Extract
** BEGIN **

I was thinking asshat...one's head would fit wonderfully with a Dr. Denton-style window in the rear.


----------



## BitofanInkling (Apr 3, 2010)

Does anyone here ever look at Regretsy.com ? They parodied some 'sweater pants' a while ago that was pretty hilarious.


----------



## Kat (Apr 3, 2010)

BitofanInkling said:


> Does anyone here ever look at Regretsy.com ? They parodied some 'sweater pants' a while ago that was pretty hilarious.



I went and searched and couldn't find anything. Were they like longies? 
Handknit Medium Wool Longies by katidids on Etsy

I have to say I used these with my son and loved them. But I got some of the oddest comments from them, even here in hippyville, Oregon. 

Does anyone else see a Koosh ball in the first pic? Do they still sell those?


----------



## BitofanInkling (Apr 3, 2010)

No, Regretsy. It's a site that laughs at Etsy.

Regretsy – Skants Contest!

Regretsy – Skants Skants Revolution - here they are parodying them.


----------



## moderan (Apr 3, 2010)

That's so much fun I linked to it from my Etsy store.


----------



## BitofanInkling (Apr 3, 2010)

** END **

The tasks
A. From the forum thread about Regretsy above, copy the passage starting at "No, Regretsy. It's" and ending at "moderan (Apr 3, 2010)".
B. Carry on the forum thread about Regretsy and sweater pants from the point where it stops.

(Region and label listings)

** BEGIN **

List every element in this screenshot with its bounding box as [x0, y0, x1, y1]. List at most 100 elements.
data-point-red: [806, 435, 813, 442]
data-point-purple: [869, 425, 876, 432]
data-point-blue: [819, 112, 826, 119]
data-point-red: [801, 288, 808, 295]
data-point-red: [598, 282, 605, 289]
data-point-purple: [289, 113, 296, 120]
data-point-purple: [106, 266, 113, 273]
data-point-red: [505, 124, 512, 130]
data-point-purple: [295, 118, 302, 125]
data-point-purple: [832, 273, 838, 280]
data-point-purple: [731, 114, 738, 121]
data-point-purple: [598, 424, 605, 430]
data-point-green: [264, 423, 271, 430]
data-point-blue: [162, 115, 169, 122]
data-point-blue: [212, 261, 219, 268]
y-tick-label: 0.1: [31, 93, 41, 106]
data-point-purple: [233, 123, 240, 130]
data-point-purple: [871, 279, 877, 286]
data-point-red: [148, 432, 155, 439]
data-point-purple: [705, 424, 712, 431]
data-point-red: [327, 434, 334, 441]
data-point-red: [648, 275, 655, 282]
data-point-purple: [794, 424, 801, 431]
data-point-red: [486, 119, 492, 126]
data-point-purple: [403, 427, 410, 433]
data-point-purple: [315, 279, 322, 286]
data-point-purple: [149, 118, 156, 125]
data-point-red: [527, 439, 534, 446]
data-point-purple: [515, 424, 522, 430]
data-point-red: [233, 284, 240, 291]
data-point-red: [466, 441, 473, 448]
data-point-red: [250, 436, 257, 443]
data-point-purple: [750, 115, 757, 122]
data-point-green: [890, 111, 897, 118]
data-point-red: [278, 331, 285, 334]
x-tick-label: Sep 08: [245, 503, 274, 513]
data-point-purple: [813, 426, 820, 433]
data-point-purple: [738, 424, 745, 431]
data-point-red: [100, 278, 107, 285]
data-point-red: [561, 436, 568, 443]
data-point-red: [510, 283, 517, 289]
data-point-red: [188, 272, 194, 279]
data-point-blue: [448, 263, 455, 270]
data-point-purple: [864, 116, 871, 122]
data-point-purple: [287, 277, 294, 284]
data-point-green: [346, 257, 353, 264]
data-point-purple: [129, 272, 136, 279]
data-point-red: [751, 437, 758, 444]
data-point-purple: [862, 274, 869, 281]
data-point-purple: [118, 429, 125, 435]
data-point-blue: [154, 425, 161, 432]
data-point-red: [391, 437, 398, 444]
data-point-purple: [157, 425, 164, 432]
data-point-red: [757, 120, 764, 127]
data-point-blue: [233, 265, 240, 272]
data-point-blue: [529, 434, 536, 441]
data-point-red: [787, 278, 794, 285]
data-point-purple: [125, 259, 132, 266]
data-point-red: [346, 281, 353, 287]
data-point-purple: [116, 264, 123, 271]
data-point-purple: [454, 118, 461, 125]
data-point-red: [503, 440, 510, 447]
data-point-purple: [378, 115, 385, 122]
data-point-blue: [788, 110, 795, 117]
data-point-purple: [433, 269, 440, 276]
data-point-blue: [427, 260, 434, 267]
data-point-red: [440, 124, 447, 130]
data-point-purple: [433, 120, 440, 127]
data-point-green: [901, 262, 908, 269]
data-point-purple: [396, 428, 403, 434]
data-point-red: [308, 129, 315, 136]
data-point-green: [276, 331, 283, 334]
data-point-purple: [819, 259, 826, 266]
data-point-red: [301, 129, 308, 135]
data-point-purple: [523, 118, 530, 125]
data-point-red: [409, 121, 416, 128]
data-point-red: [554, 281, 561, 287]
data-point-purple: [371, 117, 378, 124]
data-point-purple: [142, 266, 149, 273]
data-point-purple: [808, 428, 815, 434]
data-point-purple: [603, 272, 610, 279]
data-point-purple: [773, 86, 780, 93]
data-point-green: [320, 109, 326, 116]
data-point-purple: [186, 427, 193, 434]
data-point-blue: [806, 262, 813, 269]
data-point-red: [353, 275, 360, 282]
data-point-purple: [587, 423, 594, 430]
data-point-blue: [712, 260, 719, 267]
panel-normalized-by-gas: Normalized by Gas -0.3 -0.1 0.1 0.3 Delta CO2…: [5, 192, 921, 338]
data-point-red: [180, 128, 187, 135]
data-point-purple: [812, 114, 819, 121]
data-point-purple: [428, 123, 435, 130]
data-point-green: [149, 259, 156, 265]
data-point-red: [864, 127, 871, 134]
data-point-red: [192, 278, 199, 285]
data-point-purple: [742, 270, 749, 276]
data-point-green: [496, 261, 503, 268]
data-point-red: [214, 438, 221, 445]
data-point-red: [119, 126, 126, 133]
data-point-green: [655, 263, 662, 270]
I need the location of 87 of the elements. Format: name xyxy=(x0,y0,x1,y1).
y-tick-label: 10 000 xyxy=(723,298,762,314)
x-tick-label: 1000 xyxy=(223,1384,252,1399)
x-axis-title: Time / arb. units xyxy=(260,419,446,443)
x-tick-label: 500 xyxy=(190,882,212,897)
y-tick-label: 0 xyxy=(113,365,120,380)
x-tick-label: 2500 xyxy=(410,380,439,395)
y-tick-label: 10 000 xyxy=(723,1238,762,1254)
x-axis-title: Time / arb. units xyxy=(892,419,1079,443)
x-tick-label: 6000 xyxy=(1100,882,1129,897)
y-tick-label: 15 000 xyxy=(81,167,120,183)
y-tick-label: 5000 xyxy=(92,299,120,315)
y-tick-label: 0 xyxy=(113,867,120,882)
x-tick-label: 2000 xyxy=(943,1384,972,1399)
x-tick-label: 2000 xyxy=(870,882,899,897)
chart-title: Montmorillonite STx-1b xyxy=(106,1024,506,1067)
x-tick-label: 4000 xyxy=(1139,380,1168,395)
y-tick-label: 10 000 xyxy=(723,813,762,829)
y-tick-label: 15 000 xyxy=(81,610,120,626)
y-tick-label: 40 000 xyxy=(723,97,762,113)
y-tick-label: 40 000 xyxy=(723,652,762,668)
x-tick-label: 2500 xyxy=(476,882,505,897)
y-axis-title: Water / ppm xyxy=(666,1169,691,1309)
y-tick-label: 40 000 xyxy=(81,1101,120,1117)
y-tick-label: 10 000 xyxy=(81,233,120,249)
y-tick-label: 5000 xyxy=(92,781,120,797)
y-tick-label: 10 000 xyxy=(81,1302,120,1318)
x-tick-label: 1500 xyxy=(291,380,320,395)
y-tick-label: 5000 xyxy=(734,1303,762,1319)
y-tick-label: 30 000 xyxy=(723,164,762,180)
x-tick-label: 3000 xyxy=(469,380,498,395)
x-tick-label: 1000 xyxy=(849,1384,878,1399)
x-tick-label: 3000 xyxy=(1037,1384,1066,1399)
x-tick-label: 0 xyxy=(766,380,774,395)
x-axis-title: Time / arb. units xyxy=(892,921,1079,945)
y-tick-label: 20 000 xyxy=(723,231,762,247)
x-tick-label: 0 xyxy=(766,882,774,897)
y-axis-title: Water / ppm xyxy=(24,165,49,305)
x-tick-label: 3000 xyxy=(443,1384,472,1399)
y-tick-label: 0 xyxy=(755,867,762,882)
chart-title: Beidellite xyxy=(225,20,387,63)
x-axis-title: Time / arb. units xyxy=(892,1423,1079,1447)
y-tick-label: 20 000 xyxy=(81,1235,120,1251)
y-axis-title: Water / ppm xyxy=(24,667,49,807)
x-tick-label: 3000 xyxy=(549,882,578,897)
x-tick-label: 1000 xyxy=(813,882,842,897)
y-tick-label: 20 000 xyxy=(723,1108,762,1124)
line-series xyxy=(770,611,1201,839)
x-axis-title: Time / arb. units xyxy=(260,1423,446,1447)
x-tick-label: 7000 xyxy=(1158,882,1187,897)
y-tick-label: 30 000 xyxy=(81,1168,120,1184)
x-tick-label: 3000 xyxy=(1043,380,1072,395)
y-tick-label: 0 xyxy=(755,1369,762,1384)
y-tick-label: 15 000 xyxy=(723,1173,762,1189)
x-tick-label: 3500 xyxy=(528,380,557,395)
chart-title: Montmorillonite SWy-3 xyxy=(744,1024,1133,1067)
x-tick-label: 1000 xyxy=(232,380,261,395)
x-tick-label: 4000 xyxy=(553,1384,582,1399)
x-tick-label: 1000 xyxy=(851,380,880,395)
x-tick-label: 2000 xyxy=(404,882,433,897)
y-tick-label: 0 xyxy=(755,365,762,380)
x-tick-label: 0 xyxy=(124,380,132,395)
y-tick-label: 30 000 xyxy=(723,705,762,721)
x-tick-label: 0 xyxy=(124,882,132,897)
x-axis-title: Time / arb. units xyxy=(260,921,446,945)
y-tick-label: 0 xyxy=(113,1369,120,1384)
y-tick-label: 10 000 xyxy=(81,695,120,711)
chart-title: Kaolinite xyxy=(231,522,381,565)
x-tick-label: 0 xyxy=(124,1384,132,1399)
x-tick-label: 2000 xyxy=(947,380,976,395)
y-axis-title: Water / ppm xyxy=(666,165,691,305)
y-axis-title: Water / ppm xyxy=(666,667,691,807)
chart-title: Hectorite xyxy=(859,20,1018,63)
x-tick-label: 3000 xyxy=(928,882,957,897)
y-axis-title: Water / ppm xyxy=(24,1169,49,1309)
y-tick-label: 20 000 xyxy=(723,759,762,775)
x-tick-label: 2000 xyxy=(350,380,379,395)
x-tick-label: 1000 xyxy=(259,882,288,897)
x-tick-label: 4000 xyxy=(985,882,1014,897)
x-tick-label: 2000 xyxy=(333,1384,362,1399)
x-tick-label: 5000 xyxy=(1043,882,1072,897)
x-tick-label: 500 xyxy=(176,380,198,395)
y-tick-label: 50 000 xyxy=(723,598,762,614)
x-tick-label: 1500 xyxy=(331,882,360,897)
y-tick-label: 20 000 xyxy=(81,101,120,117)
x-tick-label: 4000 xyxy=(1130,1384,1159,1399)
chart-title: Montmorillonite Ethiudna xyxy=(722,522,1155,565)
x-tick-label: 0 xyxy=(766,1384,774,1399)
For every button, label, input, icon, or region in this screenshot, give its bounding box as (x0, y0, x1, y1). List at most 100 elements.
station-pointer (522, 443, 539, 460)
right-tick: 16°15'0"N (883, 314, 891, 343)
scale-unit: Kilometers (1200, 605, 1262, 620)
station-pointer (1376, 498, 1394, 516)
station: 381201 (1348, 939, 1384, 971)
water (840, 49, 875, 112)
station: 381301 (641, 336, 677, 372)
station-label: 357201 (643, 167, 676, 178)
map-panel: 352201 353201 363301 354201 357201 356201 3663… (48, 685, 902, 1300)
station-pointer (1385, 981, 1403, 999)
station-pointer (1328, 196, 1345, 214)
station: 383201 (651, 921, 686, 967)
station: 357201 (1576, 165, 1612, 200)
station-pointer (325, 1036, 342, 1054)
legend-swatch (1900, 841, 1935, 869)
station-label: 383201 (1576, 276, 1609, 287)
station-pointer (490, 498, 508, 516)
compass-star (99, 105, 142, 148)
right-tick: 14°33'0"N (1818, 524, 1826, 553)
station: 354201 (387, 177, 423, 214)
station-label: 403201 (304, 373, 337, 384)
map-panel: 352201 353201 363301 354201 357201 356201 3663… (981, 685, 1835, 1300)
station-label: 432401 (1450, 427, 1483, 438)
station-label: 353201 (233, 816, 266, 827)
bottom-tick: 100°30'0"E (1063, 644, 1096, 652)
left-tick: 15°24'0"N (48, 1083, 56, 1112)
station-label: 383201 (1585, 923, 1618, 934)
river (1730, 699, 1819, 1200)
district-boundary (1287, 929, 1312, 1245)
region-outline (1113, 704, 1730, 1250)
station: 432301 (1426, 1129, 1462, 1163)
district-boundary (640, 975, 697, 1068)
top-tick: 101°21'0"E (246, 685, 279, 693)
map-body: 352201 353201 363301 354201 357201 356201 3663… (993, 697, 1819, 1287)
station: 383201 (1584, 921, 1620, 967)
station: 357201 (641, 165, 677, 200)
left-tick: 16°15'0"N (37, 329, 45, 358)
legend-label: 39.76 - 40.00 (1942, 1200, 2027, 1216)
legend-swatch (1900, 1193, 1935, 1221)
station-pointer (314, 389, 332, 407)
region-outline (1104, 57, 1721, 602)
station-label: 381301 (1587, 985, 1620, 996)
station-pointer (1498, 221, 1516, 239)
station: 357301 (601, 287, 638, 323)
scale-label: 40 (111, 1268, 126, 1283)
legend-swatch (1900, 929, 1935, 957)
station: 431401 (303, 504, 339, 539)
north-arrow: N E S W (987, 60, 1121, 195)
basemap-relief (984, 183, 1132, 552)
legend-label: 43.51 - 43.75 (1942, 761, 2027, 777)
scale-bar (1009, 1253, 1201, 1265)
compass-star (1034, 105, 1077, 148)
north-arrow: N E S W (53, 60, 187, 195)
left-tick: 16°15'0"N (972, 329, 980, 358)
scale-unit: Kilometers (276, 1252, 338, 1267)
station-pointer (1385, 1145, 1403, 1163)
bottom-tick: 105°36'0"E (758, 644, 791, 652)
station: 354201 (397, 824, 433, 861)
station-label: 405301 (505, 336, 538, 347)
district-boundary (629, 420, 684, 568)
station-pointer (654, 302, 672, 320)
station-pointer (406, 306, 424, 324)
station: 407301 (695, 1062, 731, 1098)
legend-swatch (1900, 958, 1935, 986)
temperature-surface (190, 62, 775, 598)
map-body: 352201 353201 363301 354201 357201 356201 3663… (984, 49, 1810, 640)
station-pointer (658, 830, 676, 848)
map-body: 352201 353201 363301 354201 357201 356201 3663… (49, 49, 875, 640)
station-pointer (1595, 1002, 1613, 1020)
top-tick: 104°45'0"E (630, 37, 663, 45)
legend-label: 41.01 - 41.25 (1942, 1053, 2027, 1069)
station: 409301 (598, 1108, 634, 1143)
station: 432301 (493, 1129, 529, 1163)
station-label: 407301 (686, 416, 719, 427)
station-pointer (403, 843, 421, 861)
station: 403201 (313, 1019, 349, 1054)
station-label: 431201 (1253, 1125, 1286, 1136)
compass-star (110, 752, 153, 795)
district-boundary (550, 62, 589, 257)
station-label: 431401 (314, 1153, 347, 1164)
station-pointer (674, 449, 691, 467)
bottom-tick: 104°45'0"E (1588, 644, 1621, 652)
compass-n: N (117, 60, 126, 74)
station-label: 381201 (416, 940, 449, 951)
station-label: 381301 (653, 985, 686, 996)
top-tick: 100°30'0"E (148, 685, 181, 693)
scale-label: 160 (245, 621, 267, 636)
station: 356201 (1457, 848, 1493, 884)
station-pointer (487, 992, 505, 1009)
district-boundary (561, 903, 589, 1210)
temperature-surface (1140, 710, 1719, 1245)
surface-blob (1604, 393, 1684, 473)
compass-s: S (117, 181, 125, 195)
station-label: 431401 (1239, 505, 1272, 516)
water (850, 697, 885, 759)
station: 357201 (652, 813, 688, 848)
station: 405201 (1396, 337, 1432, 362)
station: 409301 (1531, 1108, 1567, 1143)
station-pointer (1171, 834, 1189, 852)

** END **

Answers to each task
A.
No, Regretsy. It's a site that laughs at Etsy.

Regretsy – Skants Contest!

Regretsy – Skants Skants Revolution - here they are parodying them.


----------



## moderan (Apr 3, 2010)

B.
lol watch out, Etsy hates that site and locks any threads linking to it or talking about it. Not sure what they do linking to it from shops, maybe they'll leave it.


----------



## moderan (Apr 4, 2010)

They left it...now if there were only a regRavelry site...that place is far worse.


----------



## BitofanInkling (Apr 4, 2010)

What's regravelry?


----------



## moderan (Apr 4, 2010)

_Ravelry_ is a giant crafters forum.


----------



## BitofanInkling (Apr 5, 2010)

And there's hilariously bad stuff in it?


----------



## moderan (Apr 5, 2010)

So I'm led to believe.


----------



## moderan (May 15, 2010)




----------



## alanmt (May 15, 2010)

<------    silver pants, spandex shirt


----------



## ash somers (May 15, 2010)

reow!


----------



## JosephB (May 15, 2010)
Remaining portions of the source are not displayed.